Stated task
Restate the full set of records exactly, word for word.

Given records
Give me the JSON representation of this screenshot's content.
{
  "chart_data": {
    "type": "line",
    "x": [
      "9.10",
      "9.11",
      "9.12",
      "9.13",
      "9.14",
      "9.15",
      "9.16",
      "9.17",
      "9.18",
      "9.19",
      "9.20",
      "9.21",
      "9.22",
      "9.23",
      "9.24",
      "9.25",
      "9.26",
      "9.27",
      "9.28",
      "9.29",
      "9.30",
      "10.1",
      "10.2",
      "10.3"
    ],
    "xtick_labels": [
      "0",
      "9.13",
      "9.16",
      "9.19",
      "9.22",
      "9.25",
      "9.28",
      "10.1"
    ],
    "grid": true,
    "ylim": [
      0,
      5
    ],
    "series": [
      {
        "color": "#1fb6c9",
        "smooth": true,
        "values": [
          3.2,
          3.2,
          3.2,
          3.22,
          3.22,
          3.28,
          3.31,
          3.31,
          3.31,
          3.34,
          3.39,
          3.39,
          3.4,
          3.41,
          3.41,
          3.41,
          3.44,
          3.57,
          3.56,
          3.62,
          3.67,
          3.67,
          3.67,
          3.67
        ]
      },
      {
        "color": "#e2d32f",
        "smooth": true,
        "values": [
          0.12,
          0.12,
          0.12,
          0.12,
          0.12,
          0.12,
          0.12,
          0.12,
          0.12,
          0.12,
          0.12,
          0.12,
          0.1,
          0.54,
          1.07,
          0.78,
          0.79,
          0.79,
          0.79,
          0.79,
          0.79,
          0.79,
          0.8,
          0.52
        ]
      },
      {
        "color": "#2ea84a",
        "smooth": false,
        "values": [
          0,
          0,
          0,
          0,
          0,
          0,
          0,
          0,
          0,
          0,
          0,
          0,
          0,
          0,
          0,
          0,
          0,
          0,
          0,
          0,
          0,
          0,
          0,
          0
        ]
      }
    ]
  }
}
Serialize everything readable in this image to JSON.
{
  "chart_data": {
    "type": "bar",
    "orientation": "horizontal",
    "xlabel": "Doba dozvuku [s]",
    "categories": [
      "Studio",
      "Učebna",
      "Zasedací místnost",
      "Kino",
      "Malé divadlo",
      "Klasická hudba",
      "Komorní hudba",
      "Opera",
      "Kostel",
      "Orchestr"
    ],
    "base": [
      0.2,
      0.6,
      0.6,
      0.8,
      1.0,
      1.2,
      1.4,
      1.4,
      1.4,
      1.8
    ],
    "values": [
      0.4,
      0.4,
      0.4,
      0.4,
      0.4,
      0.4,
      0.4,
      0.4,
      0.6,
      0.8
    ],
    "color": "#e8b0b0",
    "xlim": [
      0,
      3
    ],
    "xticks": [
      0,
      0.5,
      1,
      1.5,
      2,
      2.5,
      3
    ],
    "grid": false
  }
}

Exercise answer
Give me the JSON representation of this screenshot's content.
{
  "chart_data": {
    "type": "line",
    "x": [
      "9.10",
      "9.11",
      "9.12",
      "9.13",
      "9.14",
      "9.15",
      "9.16",
      "9.17",
      "9.18",
      "9.19",
      "9.20",
      "9.21",
      "9.22",
      "9.23",
      "9.24",
      "9.25",
      "9.26",
      "9.27",
      "9.28",
      "9.29",
      "9.30",
      "10.1",
      "10.2",
      "10.3"
    ],
    "xtick_labels": [
      "0",
      "9.13",
      "9.16",
      "9.19",
      "9.22",
      "9.25",
      "9.28",
      "10.1"
    ],
    "grid": true,
    "ylim": [
      0,
      5
    ],
    "series": [
      {
        "color": "#1fb6c9",
        "smooth": true,
        "values": [
          3.2,
          3.2,
          3.2,
          3.22,
          3.22,
          3.28,
          3.31,
          3.31,
          3.31,
          3.34,
          3.39,
          3.39,
          3.4,
          3.41,
          3.41,
          3.41,
          3.44,
          3.57,
          3.56,
          3.62,
          3.67,
          3.67,
          3.67,
          3.67
        ]
      },
      {
        "color": "#e2d32f",
        "smooth": true,
        "values": [
          0.12,
          0.12,
          0.12,
          0.12,
          0.12,
          0.12,
          0.12,
          0.12,
          0.12,
          0.12,
          0.12,
          0.12,
          0.1,
          0.54,
          1.07,
          0.78,
          0.79,
          0.79,
          0.79,
          0.79,
          0.79,
          0.79,
          0.8,
          0.52
        ]
      },
      {
        "color": "#2ea84a",
        "smooth": false,
        "values": [
          0,
          0,
          0,
          0,
          0,
          0,
          0,
          0,
          0,
          0,
          0,
          0,
          0,
          0,
          0,
          0,
          0,
          0,
          0,
          0,
          0,
          0,
          0,
          0
        ]
      }
    ]
  }
}
Serialize everything readable in this image to JSON.
{
  "chart_data": {
    "type": "bar",
    "orientation": "horizontal",
    "xlabel": "Doba dozvuku [s]",
    "categories": [
      "Studio",
      "Učebna",
      "Zasedací místnost",
      "Kino",
      "Malé divadlo",
      "Klasická hudba",
      "Komorní hudba",
      "Opera",
      "Kostel",
      "Orchestr"
    ],
    "base": [
      0.2,
      0.6,
      0.6,
      0.8,
      1.0,
      1.2,
      1.4,
      1.4,
      1.4,
      1.8
    ],
    "values": [
      0.4,
      0.4,
      0.4,
      0.4,
      0.4,
      0.4,
      0.4,
      0.4,
      0.6,
      0.8
    ],
    "color": "#e8b0b0",
    "xlim": [
      0,
      3
    ],
    "xticks": [
      0,
      0.5,
      1,
      1.5,
      2,
      2.5,
      3
    ],
    "grid": false
  }
}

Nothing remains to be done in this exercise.